Problem: Copy out every line of the records where the string "name" occurs.

►

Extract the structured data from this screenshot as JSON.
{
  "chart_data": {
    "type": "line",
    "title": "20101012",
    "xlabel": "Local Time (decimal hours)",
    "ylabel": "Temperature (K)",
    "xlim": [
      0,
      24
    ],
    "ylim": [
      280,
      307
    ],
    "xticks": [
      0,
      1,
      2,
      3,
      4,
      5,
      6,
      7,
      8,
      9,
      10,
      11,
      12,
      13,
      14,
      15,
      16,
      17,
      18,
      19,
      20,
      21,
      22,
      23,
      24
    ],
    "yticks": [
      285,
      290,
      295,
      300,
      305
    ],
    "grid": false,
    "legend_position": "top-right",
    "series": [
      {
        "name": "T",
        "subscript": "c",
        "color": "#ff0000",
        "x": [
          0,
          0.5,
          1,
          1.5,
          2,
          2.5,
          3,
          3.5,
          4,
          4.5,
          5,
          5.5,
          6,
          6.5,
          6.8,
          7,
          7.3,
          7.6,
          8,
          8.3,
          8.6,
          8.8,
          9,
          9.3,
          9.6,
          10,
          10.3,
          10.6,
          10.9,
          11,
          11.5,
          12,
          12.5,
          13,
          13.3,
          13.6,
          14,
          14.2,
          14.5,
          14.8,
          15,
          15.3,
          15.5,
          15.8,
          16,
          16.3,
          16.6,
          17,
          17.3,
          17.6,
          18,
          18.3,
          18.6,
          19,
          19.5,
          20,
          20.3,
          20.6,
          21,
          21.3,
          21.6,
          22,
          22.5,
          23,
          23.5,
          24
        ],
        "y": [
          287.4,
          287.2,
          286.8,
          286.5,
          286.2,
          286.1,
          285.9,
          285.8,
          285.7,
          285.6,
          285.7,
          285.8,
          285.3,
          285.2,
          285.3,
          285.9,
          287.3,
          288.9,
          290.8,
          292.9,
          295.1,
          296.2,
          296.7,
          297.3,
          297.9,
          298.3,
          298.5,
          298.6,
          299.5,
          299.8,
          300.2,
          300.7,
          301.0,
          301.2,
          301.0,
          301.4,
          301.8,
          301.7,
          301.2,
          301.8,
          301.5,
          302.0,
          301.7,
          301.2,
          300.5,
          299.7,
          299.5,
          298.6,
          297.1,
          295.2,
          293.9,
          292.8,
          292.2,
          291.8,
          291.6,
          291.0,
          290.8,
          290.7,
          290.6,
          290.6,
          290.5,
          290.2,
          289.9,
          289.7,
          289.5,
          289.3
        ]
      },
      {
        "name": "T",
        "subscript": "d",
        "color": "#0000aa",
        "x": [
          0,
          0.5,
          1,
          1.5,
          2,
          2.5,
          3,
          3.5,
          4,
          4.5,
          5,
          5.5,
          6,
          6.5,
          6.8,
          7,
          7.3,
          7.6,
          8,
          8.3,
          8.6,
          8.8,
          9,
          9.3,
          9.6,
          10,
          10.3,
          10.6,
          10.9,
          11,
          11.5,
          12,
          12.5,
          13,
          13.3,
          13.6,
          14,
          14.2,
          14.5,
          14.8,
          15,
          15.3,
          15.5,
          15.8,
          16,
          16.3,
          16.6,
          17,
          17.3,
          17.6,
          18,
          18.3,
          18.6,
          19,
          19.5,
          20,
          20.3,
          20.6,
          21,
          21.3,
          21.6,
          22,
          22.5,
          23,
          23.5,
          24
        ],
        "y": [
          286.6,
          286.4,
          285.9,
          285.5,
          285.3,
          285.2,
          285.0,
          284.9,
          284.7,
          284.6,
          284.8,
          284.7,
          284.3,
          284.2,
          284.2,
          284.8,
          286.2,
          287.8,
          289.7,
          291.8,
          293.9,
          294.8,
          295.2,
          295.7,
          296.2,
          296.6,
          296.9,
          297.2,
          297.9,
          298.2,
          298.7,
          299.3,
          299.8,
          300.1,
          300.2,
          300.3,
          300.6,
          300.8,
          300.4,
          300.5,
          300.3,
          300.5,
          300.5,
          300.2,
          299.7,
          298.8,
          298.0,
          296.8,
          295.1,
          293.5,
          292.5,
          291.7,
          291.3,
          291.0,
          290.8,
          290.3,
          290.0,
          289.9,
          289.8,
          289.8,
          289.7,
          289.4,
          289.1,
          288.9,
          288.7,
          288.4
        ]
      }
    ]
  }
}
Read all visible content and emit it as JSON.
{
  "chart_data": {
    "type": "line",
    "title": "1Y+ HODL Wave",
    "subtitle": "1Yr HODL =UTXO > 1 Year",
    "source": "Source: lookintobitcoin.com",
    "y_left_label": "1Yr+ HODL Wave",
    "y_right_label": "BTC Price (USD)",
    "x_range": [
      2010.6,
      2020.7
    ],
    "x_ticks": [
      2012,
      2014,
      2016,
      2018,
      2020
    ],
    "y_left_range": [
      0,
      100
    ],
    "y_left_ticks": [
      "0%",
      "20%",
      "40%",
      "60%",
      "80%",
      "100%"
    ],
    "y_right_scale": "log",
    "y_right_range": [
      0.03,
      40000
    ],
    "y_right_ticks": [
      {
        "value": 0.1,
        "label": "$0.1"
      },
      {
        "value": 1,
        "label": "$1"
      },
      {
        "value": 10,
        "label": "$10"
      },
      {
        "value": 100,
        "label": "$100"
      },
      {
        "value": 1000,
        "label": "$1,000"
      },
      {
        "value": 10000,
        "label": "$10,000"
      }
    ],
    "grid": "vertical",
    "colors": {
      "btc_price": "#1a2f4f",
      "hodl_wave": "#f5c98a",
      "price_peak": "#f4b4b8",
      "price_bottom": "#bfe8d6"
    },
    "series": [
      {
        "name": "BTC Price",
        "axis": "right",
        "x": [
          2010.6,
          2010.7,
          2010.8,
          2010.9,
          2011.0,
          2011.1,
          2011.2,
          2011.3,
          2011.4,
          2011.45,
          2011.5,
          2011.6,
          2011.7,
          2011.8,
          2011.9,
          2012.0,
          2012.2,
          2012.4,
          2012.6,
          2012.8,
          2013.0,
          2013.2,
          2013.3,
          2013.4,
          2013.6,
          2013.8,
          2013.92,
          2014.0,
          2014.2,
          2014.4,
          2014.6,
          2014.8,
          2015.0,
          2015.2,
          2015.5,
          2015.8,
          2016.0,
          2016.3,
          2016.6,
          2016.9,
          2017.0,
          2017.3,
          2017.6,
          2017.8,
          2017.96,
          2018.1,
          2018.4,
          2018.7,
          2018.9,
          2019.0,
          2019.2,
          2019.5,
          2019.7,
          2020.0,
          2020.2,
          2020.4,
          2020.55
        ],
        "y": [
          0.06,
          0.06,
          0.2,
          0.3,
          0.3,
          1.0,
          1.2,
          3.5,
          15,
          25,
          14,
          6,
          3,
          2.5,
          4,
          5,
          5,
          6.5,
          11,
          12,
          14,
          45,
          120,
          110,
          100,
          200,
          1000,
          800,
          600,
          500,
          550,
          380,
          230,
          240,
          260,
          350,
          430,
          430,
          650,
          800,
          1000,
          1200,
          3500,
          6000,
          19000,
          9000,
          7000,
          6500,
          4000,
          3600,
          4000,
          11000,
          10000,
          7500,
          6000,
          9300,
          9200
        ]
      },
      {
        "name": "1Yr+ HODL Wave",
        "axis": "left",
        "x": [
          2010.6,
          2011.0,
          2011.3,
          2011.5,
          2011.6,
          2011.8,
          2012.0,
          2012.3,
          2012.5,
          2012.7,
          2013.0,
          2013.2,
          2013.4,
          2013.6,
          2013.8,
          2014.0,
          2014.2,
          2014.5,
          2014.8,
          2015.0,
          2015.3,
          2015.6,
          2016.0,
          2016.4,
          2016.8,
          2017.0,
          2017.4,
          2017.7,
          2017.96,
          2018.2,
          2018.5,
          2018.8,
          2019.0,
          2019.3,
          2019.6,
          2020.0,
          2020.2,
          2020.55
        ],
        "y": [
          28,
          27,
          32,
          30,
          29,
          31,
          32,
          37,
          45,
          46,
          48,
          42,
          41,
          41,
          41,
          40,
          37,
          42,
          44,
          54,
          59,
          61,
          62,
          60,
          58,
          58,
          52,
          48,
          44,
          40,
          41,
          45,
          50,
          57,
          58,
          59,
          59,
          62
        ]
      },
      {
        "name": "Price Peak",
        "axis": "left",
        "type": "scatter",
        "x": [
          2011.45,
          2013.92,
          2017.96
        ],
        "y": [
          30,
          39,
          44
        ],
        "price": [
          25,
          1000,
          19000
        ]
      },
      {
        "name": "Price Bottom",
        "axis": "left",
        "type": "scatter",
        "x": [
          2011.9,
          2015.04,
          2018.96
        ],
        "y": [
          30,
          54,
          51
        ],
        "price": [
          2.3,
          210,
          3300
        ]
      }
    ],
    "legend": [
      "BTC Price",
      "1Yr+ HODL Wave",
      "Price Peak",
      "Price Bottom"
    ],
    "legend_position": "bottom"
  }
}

◄

Task answer:
        "name": "T",
        "name": "T",
        "name": "BTC Price",
        "name": "1Yr+ HODL Wave",
        "name": "Price Peak",
        "name": "Price Bottom",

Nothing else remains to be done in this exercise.